[Collection entries]
··········

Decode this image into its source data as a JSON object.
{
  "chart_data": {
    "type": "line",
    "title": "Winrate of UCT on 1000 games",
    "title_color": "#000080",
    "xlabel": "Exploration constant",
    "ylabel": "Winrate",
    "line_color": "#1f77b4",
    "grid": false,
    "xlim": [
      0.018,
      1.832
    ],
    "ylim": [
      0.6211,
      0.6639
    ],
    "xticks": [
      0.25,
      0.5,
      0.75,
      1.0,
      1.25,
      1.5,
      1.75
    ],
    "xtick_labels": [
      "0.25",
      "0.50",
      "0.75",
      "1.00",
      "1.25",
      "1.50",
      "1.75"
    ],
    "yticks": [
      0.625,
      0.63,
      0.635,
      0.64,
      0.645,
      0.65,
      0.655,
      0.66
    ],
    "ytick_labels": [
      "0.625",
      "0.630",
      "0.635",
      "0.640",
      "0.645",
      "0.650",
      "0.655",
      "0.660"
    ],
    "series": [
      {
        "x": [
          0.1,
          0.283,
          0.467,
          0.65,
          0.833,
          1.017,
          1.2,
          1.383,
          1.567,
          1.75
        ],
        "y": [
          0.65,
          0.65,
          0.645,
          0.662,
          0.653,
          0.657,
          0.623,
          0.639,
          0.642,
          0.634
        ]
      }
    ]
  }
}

··········

(Aim of the exercise) Write out the complete set of records exactly as given.

(Solution)
Decode this image into its source data as a JSON object.
{
  "chart_data": {
    "type": "line",
    "title": "Winrate of UCT on 1000 games",
    "title_color": "#000080",
    "xlabel": "Exploration constant",
    "ylabel": "Winrate",
    "line_color": "#1f77b4",
    "grid": false,
    "xlim": [
      0.018,
      1.832
    ],
    "ylim": [
      0.6211,
      0.6639
    ],
    "xticks": [
      0.25,
      0.5,
      0.75,
      1.0,
      1.25,
      1.5,
      1.75
    ],
    "xtick_labels": [
      "0.25",
      "0.50",
      "0.75",
      "1.00",
      "1.25",
      "1.50",
      "1.75"
    ],
    "yticks": [
      0.625,
      0.63,
      0.635,
      0.64,
      0.645,
      0.65,
      0.655,
      0.66
    ],
    "ytick_labels": [
      "0.625",
      "0.630",
      "0.635",
      "0.640",
      "0.645",
      "0.650",
      "0.655",
      "0.660"
    ],
    "series": [
      {
        "x": [
          0.1,
          0.283,
          0.467,
          0.65,
          0.833,
          1.017,
          1.2,
          1.383,
          1.567,
          1.75
        ],
        "y": [
          0.65,
          0.65,
          0.645,
          0.662,
          0.653,
          0.657,
          0.623,
          0.639,
          0.642,
          0.634
        ]
      }
    ]
  }
}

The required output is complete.